- **Passage**
What it comes down to is whether or not you’re willing to take a risk for a short term payout, or if you are willing to wait for your classic staple piece to appreciate. In order to make an educated decision, you will need to do your research. If you aren’t sure what you’re looking for quite yet, we recommend starting here.

Research

One of the first steps in determining whether or not the bag you’re eyeing is a smart investment is to do your research.

  1. Specifications - Research the product until you have as detailed of a breakdown of its specifications as possible, including but not limited to brand, model, size, material, measurements, specific color name, et cetera. The more details you have and the more you know about the bag, the more accurately you can determine its level of desirability. We have covered several popular models as a jumping-off point.
    1. Models:
      1. Louis Vuitton 101: The Neverfull
      2. Louis Vuitton 101: The Speedy
      3. Hermes 101: The Birkin Breakdown
      4. Hermes 101: The Kelly Breakdown
      5. Hermes 101: The Constance
      6. Hermes 101: The Evelyne
      7. Chanel 101: The Boy Bag
      8. Chanel 101: The Classic Flap
      9. Chanel 101: The Shopping Tote
      10. Chanel 101: The Medallion Tote
    2. Education:
      1. Hermes 101: Stamps
      2. Hermes 101: The Exotics
      3. Louis Vuitton 101: The Material Guide
  2. Desirability - The value of a handbag hinges on its desirability. There are three factors that can drive desirability:
    1. Price - If a brand consistently increases the retail price of a particularly popular staple, this affects the resale market as well. Many will steer away from purchasing at retail and turn to the resale market for more affordable options.
    2. Limited Edition - Limited or short-term collections that are championed by fashion editors and influencers prior to their release are likely to become hits, whether it is just one piece from the collection, or several. However, these are not guaranteed investment pieces. To learn a bit more about collaborations see our pieces on Louis Vuitton and Gucci’s take on working with influential artists.
    3. Trend - The best way to find top trending pieces is to scour Fashion Week articles and find the ones editors seem to like the best. When multiple sources can confirm that the tastemakers love a particular piece, it’s important to note it.
    4. Continuous Lack of Inventory - This type of desirability is often orchestrated by the brand itself. Often if a handbag or variation of a bag is incredibly popular, they will limit the number of bags released to keep a false sense of exclusivity by continuously “selling out.” This is a prime example of the power that brands have in the market.
  3. Market Value - Once you’ve narrowed down which bag you’re after and have determined its desirability, you need to understand its current market value. Here are a few ways to find the market value of handbags:
    1. CLAIR by Rebag- This tool, dubbed the “Kelley Blue Book of Resale,” generates an instantaneous price that Rebag is willing to pay upfront for your handbag which is a great jumping off point. See Clair’s 2019 Q4 picks of investment pieces.

Bounding box entries:
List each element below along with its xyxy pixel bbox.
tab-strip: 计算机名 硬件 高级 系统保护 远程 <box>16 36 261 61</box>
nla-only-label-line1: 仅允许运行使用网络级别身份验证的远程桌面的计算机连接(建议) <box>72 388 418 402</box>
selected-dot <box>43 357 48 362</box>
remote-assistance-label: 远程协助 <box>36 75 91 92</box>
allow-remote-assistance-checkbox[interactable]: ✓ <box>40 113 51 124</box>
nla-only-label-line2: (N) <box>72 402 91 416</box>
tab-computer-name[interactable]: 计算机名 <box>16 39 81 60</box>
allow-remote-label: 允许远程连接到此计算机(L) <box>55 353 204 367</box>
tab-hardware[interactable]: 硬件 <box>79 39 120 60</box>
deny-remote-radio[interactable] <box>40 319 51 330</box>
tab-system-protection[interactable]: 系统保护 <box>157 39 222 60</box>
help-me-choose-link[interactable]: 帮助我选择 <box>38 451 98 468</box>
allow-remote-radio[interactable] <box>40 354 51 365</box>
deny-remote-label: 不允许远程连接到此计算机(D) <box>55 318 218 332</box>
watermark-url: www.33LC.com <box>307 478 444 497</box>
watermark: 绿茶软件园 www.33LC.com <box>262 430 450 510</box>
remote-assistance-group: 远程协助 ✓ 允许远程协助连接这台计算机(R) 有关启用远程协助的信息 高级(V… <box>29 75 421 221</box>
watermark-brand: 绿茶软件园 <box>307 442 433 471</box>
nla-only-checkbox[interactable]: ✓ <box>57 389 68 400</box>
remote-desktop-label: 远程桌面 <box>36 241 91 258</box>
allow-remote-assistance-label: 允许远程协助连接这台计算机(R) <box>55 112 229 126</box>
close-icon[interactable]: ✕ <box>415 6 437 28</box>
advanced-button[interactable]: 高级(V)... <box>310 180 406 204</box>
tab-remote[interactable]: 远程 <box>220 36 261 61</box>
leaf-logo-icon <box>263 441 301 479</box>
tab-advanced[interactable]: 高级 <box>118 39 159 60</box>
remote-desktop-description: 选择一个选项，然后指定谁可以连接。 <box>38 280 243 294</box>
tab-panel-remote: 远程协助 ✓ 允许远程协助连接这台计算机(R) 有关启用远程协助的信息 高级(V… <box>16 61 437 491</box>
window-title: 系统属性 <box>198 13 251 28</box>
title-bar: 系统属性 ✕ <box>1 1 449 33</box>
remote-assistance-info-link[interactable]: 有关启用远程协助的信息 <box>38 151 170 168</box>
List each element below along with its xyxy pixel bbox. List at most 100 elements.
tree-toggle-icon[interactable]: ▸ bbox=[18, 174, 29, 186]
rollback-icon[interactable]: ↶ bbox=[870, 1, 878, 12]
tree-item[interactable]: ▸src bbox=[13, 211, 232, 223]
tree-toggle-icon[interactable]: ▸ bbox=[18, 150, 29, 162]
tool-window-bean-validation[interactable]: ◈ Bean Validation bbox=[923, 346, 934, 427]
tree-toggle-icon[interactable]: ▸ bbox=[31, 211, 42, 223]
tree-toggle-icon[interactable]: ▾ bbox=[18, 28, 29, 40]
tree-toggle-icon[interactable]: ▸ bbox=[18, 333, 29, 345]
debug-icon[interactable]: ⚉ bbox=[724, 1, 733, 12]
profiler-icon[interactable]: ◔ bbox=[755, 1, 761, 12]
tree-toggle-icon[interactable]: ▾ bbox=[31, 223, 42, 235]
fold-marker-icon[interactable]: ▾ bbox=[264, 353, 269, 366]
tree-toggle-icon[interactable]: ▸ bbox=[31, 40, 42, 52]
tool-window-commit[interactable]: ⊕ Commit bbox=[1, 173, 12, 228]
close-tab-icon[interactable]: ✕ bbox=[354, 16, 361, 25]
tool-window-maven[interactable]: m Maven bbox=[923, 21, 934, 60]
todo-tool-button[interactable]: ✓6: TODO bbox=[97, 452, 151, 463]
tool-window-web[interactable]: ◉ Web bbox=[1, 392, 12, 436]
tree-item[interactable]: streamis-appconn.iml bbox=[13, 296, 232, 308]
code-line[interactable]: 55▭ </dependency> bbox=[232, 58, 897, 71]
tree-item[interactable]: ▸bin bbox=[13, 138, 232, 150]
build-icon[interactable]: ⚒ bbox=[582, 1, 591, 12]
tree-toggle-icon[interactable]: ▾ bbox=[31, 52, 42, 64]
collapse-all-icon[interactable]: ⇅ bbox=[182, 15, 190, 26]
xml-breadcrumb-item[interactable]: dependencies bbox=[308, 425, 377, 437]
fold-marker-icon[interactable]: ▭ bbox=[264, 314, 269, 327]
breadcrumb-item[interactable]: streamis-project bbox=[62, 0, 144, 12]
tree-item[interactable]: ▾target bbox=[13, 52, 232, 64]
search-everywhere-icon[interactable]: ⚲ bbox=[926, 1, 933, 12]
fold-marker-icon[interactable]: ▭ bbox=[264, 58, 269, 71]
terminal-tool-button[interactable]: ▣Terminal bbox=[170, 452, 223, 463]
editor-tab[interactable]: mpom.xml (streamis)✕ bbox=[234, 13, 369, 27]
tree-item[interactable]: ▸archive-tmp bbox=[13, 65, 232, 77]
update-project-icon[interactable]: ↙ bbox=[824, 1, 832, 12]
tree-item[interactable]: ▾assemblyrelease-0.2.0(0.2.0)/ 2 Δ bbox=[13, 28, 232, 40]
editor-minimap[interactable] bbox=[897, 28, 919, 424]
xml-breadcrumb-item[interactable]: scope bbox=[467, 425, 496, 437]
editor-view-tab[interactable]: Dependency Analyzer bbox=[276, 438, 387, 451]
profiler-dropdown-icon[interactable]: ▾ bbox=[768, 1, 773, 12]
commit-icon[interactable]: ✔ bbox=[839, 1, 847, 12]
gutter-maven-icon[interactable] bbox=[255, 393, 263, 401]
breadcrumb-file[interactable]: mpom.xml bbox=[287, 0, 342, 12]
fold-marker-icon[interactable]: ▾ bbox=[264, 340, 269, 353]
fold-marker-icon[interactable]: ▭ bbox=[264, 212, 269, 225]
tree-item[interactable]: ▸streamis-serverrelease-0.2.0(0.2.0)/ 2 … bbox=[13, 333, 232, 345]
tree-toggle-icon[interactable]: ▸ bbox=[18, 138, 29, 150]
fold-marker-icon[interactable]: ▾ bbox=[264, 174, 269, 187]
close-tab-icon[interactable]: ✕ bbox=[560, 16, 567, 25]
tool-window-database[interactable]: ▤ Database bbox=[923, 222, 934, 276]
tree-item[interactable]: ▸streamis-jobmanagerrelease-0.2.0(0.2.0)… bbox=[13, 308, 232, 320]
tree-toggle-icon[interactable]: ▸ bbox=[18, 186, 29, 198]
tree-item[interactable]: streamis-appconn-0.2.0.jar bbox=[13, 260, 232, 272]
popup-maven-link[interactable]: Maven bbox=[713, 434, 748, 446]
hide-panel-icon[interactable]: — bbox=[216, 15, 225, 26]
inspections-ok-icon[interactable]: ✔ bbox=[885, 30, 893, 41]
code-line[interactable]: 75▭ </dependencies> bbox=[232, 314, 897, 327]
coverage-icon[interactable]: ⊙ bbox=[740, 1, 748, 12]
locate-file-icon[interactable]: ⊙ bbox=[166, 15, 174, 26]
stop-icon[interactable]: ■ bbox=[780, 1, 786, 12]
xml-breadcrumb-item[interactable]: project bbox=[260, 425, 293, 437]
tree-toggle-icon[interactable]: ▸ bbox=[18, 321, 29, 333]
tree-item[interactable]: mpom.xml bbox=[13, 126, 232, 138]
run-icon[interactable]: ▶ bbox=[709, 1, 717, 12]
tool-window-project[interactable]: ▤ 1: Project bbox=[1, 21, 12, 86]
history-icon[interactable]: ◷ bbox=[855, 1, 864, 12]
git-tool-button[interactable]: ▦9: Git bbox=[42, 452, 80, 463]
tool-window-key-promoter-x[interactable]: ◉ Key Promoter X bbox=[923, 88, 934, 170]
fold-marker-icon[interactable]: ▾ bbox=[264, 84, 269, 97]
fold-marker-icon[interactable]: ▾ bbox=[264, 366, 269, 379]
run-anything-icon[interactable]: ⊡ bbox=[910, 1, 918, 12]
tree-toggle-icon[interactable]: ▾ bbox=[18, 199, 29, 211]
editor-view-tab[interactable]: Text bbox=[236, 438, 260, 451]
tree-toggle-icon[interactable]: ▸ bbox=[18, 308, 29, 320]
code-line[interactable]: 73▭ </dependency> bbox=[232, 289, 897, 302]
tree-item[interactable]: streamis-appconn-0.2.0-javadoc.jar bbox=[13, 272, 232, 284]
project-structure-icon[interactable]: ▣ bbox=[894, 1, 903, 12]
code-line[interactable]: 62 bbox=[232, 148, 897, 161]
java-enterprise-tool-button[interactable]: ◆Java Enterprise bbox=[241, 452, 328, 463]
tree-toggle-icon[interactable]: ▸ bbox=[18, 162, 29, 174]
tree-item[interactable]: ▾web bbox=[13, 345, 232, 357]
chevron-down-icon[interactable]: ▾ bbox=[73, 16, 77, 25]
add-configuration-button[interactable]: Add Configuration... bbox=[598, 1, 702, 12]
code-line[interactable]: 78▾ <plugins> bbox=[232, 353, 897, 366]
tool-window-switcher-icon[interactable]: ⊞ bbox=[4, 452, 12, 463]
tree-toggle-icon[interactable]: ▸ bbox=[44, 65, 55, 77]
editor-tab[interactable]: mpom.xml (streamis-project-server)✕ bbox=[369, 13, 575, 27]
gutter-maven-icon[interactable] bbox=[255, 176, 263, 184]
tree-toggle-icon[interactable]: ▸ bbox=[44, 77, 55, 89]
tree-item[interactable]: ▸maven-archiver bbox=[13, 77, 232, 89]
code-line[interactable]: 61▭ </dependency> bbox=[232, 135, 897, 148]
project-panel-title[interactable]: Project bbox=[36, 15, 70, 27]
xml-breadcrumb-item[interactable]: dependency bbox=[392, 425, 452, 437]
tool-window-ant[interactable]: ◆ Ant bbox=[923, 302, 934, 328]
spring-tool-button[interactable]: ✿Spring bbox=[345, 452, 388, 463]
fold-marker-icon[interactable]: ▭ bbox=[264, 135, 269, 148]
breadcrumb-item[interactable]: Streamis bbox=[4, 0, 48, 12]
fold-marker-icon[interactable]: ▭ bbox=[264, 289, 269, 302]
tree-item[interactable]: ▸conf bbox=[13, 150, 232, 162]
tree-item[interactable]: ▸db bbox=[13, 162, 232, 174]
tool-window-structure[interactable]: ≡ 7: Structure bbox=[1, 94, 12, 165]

- **Stated exercise**
Rewrite the handbag investment passage starting with "1. Specifications - Research" and going on through "a jumping-off point.", putting "starting point" wherever "jumping-off point" appears.

- **The response**
1. Specifications - Research the product until you have as detailed of a breakdown of its specifications as possible, including but not limited to brand, model, size, material, measurements, specific color name, et cetera. The more details you have and the more you know about the bag, the more accurately you can determine its level of desirability. We have covered several popular models as a starting point.